*Your objective*. Present the following data again exactly as it is shown.

(Records from a data source)
- - - - - - -

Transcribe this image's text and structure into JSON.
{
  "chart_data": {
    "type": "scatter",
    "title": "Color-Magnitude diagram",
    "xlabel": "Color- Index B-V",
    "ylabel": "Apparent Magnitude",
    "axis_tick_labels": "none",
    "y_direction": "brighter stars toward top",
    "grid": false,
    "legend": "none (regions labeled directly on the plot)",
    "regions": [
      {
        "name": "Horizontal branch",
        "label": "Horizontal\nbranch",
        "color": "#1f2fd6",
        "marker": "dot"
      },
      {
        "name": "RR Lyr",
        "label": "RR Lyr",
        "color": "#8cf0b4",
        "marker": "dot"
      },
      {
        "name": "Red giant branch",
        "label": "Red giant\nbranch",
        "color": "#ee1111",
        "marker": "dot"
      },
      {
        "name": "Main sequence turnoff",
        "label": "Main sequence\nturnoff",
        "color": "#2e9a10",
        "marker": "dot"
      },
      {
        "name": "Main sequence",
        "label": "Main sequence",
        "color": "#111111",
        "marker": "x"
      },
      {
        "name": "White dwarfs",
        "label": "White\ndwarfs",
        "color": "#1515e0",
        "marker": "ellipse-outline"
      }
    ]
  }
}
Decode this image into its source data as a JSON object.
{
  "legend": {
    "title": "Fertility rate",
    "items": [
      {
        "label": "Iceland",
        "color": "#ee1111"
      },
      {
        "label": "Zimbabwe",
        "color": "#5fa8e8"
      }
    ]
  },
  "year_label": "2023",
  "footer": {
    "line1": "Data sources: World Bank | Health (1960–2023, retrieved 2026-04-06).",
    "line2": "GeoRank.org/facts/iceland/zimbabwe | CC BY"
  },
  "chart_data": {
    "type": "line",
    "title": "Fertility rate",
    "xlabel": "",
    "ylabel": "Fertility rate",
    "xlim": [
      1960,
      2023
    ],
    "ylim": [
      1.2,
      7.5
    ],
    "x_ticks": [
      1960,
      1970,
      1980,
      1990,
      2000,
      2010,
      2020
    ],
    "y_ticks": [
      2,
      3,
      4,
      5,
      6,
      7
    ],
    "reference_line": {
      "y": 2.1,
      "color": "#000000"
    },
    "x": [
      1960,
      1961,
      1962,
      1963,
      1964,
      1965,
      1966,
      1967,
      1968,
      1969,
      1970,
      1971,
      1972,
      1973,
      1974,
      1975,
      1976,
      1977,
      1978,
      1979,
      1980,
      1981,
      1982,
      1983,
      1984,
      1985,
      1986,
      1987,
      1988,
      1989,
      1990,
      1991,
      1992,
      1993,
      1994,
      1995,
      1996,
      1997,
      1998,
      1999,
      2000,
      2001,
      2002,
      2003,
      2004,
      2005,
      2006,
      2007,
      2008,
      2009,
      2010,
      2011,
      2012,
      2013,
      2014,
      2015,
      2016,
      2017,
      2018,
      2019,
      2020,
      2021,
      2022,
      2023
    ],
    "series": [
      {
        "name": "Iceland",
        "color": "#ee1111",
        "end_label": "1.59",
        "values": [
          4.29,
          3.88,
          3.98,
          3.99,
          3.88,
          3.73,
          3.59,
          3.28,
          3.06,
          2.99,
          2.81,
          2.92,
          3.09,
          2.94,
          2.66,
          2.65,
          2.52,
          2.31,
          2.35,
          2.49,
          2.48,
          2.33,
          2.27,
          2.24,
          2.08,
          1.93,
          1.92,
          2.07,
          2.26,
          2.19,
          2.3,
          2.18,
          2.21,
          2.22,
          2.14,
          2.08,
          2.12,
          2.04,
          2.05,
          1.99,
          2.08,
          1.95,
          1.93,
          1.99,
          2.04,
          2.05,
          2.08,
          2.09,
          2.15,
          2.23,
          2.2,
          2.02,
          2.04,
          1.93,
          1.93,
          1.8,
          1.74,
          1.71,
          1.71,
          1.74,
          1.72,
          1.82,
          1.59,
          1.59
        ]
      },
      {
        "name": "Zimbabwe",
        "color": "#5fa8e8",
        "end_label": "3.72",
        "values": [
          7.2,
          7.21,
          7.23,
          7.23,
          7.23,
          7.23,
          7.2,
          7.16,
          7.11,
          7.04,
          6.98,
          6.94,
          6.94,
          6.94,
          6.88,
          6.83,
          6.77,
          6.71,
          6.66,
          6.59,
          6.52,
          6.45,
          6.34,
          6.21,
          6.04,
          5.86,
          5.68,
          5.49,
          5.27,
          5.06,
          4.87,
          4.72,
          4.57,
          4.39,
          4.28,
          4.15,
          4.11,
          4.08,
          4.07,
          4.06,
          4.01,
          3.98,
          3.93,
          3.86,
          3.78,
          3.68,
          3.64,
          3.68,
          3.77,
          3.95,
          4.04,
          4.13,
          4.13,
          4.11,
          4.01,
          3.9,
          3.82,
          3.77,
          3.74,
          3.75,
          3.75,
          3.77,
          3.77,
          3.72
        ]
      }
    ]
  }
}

- - - - - - -

*Solution for this exercise*.
Transcribe this image's text and structure into JSON.
{
  "chart_data": {
    "type": "scatter",
    "title": "Color-Magnitude diagram",
    "xlabel": "Color- Index B-V",
    "ylabel": "Apparent Magnitude",
    "axis_tick_labels": "none",
    "y_direction": "brighter stars toward top",
    "grid": false,
    "legend": "none (regions labeled directly on the plot)",
    "regions": [
      {
        "name": "Horizontal branch",
        "label": "Horizontal\nbranch",
        "color": "#1f2fd6",
        "marker": "dot"
      },
      {
        "name": "RR Lyr",
        "label": "RR Lyr",
        "color": "#8cf0b4",
        "marker": "dot"
      },
      {
        "name": "Red giant branch",
        "label": "Red giant\nbranch",
        "color": "#ee1111",
        "marker": "dot"
      },
      {
        "name": "Main sequence turnoff",
        "label": "Main sequence\nturnoff",
        "color": "#2e9a10",
        "marker": "dot"
      },
      {
        "name": "Main sequence",
        "label": "Main sequence",
        "color": "#111111",
        "marker": "x"
      },
      {
        "name": "White dwarfs",
        "label": "White\ndwarfs",
        "color": "#1515e0",
        "marker": "ellipse-outline"
      }
    ]
  }
}
Decode this image into its source data as a JSON object.
{
  "legend": {
    "title": "Fertility rate",
    "items": [
      {
        "label": "Iceland",
        "color": "#ee1111"
      },
      {
        "label": "Zimbabwe",
        "color": "#5fa8e8"
      }
    ]
  },
  "year_label": "2023",
  "footer": {
    "line1": "Data sources: World Bank | Health (1960–2023, retrieved 2026-04-06).",
    "line2": "GeoRank.org/facts/iceland/zimbabwe | CC BY"
  },
  "chart_data": {
    "type": "line",
    "title": "Fertility rate",
    "xlabel": "",
    "ylabel": "Fertility rate",
    "xlim": [
      1960,
      2023
    ],
    "ylim": [
      1.2,
      7.5
    ],
    "x_ticks": [
      1960,
      1970,
      1980,
      1990,
      2000,
      2010,
      2020
    ],
    "y_ticks": [
      2,
      3,
      4,
      5,
      6,
      7
    ],
    "reference_line": {
      "y": 2.1,
      "color": "#000000"
    },
    "x": [
      1960,
      1961,
      1962,
      1963,
      1964,
      1965,
      1966,
      1967,
      1968,
      1969,
      1970,
      1971,
      1972,
      1973,
      1974,
      1975,
      1976,
      1977,
      1978,
      1979,
      1980,
      1981,
      1982,
      1983,
      1984,
      1985,
      1986,
      1987,
      1988,
      1989,
      1990,
      1991,
      1992,
      1993,
      1994,
      1995,
      1996,
      1997,
      1998,
      1999,
      2000,
      2001,
      2002,
      2003,
      2004,
      2005,
      2006,
      2007,
      2008,
      2009,
      2010,
      2011,
      2012,
      2013,
      2014,
      2015,
      2016,
      2017,
      2018,
      2019,
      2020,
      2021,
      2022,
      2023
    ],
    "series": [
      {
        "name": "Iceland",
        "color": "#ee1111",
        "end_label": "1.59",
        "values": [
          4.29,
          3.88,
          3.98,
          3.99,
          3.88,
          3.73,
          3.59,
          3.28,
          3.06,
          2.99,
          2.81,
          2.92,
          3.09,
          2.94,
          2.66,
          2.65,
          2.52,
          2.31,
          2.35,
          2.49,
          2.48,
          2.33,
          2.27,
          2.24,
          2.08,
          1.93,
          1.92,
          2.07,
          2.26,
          2.19,
          2.3,
          2.18,
          2.21,
          2.22,
          2.14,
          2.08,
          2.12,
          2.04,
          2.05,
          1.99,
          2.08,
          1.95,
          1.93,
          1.99,
          2.04,
          2.05,
          2.08,
          2.09,
          2.15,
          2.23,
          2.2,
          2.02,
          2.04,
          1.93,
          1.93,
          1.8,
          1.74,
          1.71,
          1.71,
          1.74,
          1.72,
          1.82,
          1.59,
          1.59
        ]
      },
      {
        "name": "Zimbabwe",
        "color": "#5fa8e8",
        "end_label": "3.72",
        "values": [
          7.2,
          7.21,
          7.23,
          7.23,
          7.23,
          7.23,
          7.2,
          7.16,
          7.11,
          7.04,
          6.98,
          6.94,
          6.94,
          6.94,
          6.88,
          6.83,
          6.77,
          6.71,
          6.66,
          6.59,
          6.52,
          6.45,
          6.34,
          6.21,
          6.04,
          5.86,
          5.68,
          5.49,
          5.27,
          5.06,
          4.87,
          4.72,
          4.57,
          4.39,
          4.28,
          4.15,
          4.11,
          4.08,
          4.07,
          4.06,
          4.01,
          3.98,
          3.93,
          3.86,
          3.78,
          3.68,
          3.64,
          3.68,
          3.77,
          3.95,
          4.04,
          4.13,
          4.13,
          4.11,
          4.01,
          3.9,
          3.82,
          3.77,
          3.74,
          3.75,
          3.75,
          3.77,
          3.77,
          3.72
        ]
      }
    ]
  }
}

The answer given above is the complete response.